Take every line from the listing below that includes "PARTE" and copy it.

□ □ □ □

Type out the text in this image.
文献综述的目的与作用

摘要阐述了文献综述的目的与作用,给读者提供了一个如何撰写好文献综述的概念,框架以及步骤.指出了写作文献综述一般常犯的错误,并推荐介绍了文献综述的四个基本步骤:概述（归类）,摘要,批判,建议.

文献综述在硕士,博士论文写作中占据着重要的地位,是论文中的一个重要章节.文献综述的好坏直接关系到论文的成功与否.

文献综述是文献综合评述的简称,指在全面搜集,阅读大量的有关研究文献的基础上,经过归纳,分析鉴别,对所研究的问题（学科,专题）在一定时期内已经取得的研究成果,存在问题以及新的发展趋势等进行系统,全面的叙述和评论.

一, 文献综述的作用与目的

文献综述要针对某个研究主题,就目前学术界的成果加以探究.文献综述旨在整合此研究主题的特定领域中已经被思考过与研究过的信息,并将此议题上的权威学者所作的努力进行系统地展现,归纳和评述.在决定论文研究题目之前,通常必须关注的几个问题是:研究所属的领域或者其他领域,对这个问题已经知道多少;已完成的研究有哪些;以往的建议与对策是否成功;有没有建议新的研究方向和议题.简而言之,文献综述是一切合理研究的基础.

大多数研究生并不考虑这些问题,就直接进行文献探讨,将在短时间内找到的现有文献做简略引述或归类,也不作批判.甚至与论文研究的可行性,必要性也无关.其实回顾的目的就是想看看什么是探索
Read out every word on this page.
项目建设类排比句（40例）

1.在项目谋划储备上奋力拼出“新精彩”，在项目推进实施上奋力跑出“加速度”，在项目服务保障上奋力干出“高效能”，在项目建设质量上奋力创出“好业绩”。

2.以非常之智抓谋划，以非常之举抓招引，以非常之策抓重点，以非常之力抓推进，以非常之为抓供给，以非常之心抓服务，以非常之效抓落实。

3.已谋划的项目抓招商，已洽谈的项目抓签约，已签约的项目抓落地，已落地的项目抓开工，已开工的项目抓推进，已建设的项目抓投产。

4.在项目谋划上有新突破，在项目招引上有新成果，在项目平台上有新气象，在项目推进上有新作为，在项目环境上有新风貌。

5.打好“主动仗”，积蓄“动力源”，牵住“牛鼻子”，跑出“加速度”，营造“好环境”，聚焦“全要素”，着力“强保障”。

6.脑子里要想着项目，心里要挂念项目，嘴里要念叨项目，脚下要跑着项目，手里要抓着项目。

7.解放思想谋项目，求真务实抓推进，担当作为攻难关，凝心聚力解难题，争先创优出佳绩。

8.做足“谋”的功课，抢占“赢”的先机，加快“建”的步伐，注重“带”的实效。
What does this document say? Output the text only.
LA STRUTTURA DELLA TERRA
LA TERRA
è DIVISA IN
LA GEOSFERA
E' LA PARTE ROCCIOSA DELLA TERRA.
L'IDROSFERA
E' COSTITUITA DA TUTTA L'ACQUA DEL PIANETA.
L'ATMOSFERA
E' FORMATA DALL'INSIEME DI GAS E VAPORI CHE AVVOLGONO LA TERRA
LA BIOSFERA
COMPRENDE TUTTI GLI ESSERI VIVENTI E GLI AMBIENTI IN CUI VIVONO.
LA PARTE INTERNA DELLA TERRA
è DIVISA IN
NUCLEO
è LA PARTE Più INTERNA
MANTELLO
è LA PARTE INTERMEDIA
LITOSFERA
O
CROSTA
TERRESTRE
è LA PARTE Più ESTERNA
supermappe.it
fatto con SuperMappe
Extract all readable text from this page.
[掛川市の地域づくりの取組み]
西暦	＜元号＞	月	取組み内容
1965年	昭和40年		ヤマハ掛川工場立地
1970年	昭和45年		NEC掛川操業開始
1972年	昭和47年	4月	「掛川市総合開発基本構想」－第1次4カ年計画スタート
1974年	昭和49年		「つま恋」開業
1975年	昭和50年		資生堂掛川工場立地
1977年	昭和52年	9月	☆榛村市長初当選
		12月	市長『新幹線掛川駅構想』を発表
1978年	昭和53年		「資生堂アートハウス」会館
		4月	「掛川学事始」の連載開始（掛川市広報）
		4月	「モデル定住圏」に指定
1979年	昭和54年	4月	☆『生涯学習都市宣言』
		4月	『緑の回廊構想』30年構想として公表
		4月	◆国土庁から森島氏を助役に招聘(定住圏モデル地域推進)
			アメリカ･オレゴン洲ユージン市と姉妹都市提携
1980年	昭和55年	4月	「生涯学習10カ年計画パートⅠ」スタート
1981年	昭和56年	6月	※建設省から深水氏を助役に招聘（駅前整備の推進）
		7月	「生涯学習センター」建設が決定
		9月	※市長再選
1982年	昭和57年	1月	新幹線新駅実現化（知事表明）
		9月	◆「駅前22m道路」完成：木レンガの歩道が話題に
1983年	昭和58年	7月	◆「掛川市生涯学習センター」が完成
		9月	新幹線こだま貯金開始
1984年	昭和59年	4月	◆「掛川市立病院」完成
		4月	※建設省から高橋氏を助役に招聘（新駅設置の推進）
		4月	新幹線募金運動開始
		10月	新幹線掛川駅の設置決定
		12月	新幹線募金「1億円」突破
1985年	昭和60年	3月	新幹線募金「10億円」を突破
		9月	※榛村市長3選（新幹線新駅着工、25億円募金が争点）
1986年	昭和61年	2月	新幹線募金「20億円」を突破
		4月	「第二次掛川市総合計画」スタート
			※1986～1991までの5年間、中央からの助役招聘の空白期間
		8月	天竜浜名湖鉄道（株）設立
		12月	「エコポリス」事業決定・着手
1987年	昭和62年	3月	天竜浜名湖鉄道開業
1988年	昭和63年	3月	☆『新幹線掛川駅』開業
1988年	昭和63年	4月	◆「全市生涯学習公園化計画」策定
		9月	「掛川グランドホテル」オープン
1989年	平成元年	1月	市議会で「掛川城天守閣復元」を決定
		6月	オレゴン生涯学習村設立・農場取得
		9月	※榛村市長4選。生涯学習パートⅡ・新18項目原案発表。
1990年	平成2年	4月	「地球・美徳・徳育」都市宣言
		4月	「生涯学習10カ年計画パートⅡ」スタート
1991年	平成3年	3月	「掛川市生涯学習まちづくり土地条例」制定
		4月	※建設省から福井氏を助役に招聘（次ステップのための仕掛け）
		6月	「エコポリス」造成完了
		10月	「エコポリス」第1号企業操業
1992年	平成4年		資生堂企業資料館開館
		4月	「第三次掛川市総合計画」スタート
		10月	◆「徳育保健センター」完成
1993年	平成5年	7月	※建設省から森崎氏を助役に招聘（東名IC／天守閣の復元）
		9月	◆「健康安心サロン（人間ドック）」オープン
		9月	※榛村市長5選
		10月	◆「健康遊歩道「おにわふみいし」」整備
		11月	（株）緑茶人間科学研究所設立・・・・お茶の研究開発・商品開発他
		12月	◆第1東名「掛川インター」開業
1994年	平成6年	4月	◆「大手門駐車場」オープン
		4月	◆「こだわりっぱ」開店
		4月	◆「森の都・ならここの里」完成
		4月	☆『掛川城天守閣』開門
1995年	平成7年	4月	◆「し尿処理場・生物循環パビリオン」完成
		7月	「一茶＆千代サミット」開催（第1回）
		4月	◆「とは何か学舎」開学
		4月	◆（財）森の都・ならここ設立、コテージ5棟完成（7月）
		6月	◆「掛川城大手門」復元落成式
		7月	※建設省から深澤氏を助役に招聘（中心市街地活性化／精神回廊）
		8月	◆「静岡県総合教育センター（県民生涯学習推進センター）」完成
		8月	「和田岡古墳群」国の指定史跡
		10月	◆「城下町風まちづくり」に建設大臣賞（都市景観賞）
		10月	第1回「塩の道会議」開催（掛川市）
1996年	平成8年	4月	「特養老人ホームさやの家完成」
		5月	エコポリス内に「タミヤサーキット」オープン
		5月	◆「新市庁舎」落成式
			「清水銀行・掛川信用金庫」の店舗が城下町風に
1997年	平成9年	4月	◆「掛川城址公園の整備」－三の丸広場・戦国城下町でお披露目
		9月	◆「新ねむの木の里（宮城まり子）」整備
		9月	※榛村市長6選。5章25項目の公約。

□ □ □ □

### Worked answer
E' LA PARTE ROCCIOSA DELLA TERRA.
LA PARTE INTERNA DELLA TERRA
è LA PARTE Più INTERNA
è LA PARTE INTERMEDIA
è LA PARTE Più ESTERNA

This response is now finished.